• Given text:
· · · · ·
Congressman Paul Ryan, chairman of the House Budget Committee, today in the Wall Street Journal asks the same question of President Obama:
During the negotiations over raising the debt ceiling, President Obama reportedly warned Republican leaders not to call his bluff by sending him a bill without tax increases. Republicans in Congress ignored this threat and passed a bill that cuts more than a dollar in spending for every dollar it increases the debt limit, without raising taxes.
Yesterday, Mr. Obama signed this bill into law. He was, as he said, bluffing.
Nevertheless, the president still hasn’t shown us his cards. He still hasn’t put forward a credible plan to tackle the threat of ever-rising spending and debt, and his evasiveness is emblematic of the party he leads.
Apparently, as CNS News reports, the President has had other things on his mind:
“President Barack Obama said the weak economy in the United States could be blamed partially on international events and natural disasters, such as the March 11 earthquake in Japan.”
Fair enough. But now, Mr. Ryan has negated all my hard work when he states that:
The president’s February budget deliberately dodged the tough choices necessary to confront the threat of runaway federal spending. It was rejected unanimously in a Senate controlled by his own party.
· · · · ·
• Dataset extract:
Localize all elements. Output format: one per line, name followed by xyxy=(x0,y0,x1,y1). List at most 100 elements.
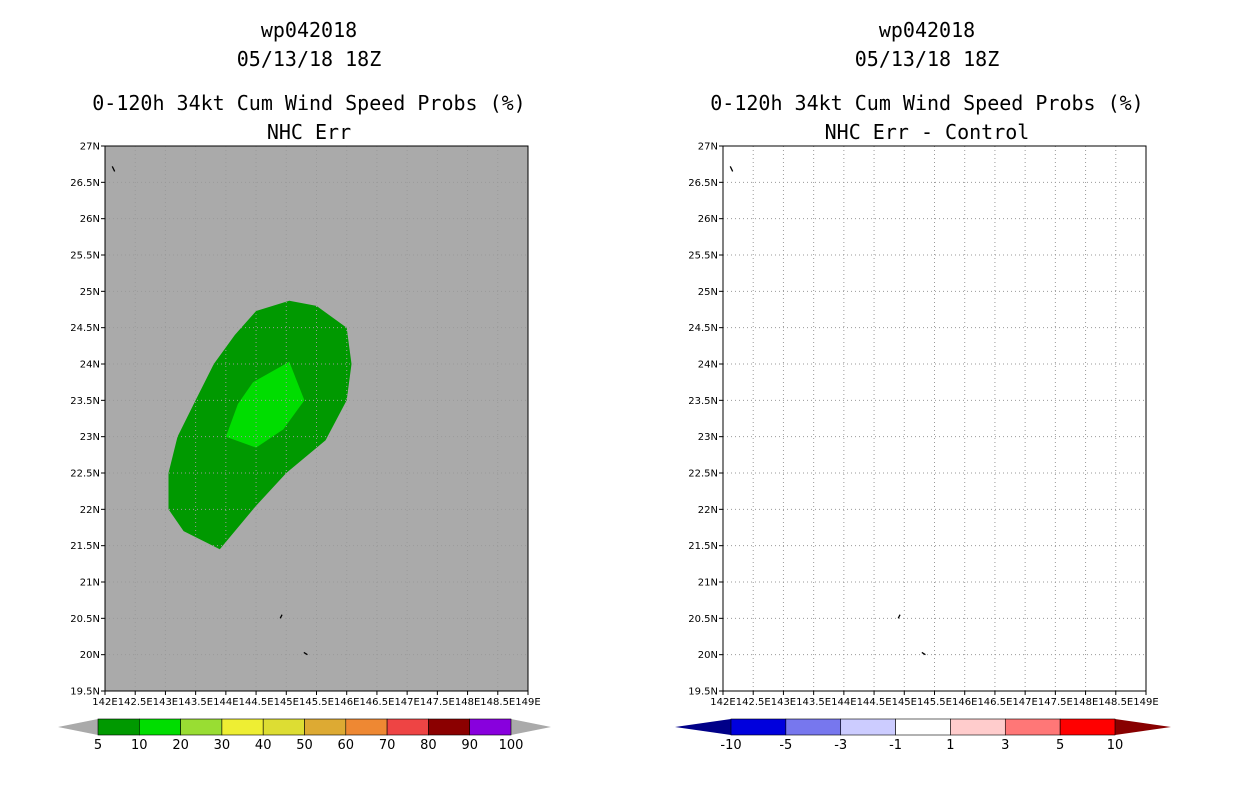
· · · · ·
• Objective: Please update the part of the debt-ceiling commentary that opens with the words containing "Yesterday, Mr. Obama" and closes with "his own party.", replacing "evasiveness" with "reluctance".

• Full response:
Yesterday, Mr. Obama signed this bill into law. He was, as he said, bluffing.
Nevertheless, the president still hasn’t shown us his cards. He still hasn’t put forward a credible plan to tackle the threat of ever-rising spending and debt, and his reluctance is emblematic of the party he leads.
Apparently, as CNS News reports, the President has had other things on his mind:
“President Barack Obama said the weak economy in the United States could be blamed partially on international events and natural disasters, such as the March 11 earthquake in Japan.”
Fair enough. But now, Mr. Ryan has negated all my hard work when he states that:
The president’s February budget deliberately dodged the tough choices necessary to confront the threat of runaway federal spending. It was rejected unanimously in a Senate controlled by his own party.